___ Records to use ___
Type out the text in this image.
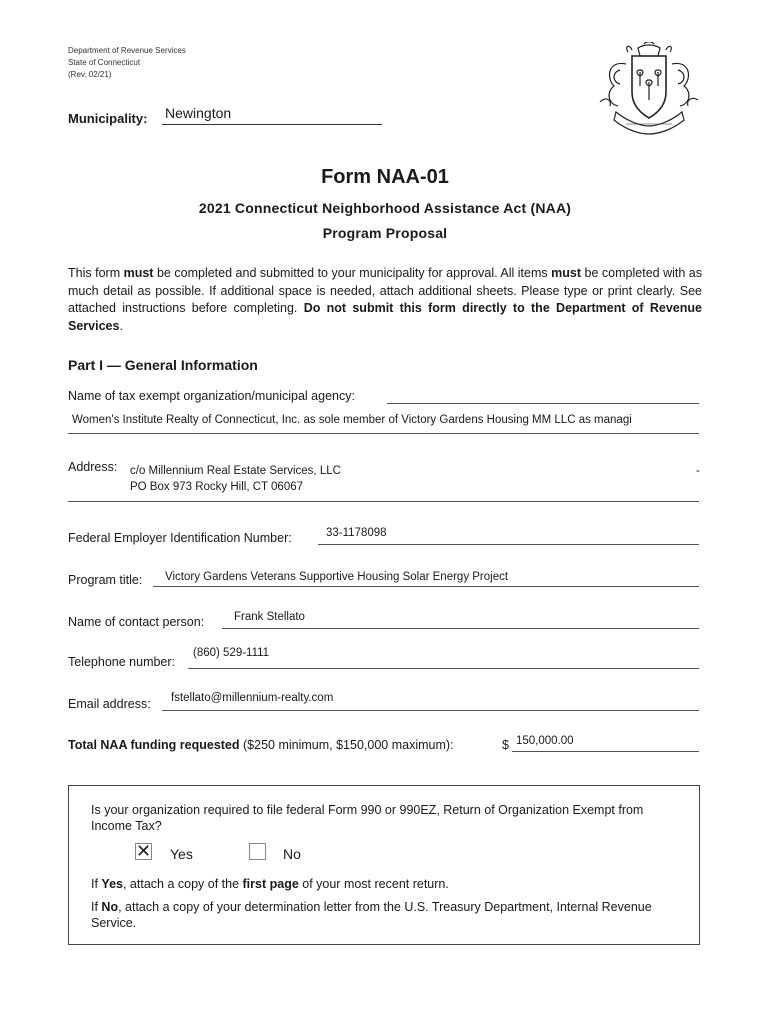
Department of Revenue Services
State of Connecticut
(Rev. 02/21)
Municipality: Newington
Form NAA-01
2021 Connecticut Neighborhood Assistance Act (NAA)
Program Proposal
This form must be completed and submitted to your municipality for approval. All items must be completed with as much detail as possible. If additional space is needed, attach additional sheets. Please type or print clearly. See attached instructions before completing. Do not submit this form directly to the Department of Revenue Services.
Part I — General Information
Name of tax exempt organization/municipal agency:
Women's Institute Realty of Connecticut, Inc. as sole member of Victory Gardens Housing MM LLC as managi
Address: c/o Millennium Real Estate Services, LLC	-
PO Box 973 Rocky Hill, CT 06067
Federal Employer Identification Number:	33-1178098
Program title: Victory Gardens Veterans Supportive Housing Solar Energy Project
Name of contact person:	Frank Stellato
Telephone number:
(860) 529-1111
Email address: fstellato@millennium-realty.com
Total NAA funding requested ($250 minimum, $150,000 maximum):	$ 150,000.00
Is your organization required to file federal Form 990 or 990EZ, Return of Organization Exempt from Income Tax?
✕ Yes	No
If Yes, attach a copy of the first page of your most recent return.
If No, attach a copy of your determination letter from the U.S. Treasury Department, Internal Revenue Service.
___
→ What you will do
Identify all lines where the word "Gardens" shows up. Copy them.

→ Output of the task
Women's Institute Realty of Connecticut, Inc. as sole member of Victory Gardens Housing MM LLC as managi
Program title: Victory Gardens Veterans Supportive Housing Solar Energy Project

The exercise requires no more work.